**Prompt:** Gather all lines in the data that hold the string "ylabel".

□ □ □ □ □

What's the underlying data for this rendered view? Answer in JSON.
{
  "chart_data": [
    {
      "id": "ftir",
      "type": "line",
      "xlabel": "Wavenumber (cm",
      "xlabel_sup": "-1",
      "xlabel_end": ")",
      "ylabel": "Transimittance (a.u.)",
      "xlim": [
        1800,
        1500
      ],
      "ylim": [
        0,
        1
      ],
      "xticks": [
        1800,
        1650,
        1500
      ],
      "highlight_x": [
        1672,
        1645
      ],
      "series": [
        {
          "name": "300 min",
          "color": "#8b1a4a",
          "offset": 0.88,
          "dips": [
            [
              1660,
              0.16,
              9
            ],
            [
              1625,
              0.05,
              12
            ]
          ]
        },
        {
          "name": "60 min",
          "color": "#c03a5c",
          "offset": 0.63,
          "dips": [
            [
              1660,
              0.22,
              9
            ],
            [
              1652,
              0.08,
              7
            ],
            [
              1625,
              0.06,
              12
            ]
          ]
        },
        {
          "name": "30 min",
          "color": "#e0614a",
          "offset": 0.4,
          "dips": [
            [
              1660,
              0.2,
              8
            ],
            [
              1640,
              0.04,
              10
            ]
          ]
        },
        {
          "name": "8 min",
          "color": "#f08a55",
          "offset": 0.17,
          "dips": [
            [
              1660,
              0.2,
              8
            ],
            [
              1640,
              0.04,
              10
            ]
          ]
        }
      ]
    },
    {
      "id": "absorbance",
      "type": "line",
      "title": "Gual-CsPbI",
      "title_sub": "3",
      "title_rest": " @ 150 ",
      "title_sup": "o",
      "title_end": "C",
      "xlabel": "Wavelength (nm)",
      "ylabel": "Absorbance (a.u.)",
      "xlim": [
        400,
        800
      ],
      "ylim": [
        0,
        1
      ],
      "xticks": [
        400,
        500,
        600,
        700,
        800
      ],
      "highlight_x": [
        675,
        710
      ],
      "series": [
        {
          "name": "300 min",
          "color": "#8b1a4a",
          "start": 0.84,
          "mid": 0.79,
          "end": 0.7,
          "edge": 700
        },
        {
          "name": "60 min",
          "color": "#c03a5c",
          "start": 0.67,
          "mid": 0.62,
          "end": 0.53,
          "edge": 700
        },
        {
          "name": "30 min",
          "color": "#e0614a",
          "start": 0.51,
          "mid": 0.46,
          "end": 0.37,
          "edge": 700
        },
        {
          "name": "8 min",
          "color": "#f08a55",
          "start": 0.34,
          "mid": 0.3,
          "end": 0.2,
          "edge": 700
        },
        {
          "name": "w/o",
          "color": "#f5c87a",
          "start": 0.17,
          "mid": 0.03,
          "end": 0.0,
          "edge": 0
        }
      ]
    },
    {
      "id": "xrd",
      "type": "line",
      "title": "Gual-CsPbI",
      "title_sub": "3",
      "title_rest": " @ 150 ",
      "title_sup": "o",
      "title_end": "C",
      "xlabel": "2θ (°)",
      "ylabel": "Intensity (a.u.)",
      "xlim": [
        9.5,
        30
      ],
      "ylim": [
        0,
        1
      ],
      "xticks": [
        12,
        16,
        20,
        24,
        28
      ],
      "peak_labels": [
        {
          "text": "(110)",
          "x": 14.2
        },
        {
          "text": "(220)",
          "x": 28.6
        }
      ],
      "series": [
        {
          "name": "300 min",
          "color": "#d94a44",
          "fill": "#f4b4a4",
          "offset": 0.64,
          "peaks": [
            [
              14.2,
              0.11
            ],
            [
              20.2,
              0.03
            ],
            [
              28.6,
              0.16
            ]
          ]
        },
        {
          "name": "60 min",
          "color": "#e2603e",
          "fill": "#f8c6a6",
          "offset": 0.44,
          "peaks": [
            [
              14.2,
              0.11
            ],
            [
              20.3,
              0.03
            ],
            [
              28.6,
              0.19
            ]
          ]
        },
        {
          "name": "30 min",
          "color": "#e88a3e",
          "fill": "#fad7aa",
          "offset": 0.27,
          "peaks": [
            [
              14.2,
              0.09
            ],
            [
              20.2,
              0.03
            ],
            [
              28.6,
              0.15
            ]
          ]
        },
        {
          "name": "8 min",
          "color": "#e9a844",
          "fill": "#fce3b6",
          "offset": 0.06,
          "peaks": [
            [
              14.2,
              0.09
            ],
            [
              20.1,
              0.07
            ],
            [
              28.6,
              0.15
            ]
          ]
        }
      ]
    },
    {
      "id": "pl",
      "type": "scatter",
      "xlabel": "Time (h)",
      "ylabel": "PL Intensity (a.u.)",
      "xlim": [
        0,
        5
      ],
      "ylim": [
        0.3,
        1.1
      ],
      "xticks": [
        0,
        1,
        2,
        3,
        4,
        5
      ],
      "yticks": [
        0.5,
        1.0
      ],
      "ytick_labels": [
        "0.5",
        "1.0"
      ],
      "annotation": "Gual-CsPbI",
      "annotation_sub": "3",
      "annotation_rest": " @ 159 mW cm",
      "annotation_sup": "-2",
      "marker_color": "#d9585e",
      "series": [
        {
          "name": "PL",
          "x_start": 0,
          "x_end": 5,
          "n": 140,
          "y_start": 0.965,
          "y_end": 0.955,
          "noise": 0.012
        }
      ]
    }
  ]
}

□ □ □ □ □

**Written response:**
      "ylabel": "Transimittance (a.u.)",
      "ylabel": "Absorbance (a.u.)",
      "ylabel": "Intensity (a.u.)",
      "ylabel": "PL Intensity (a.u.)",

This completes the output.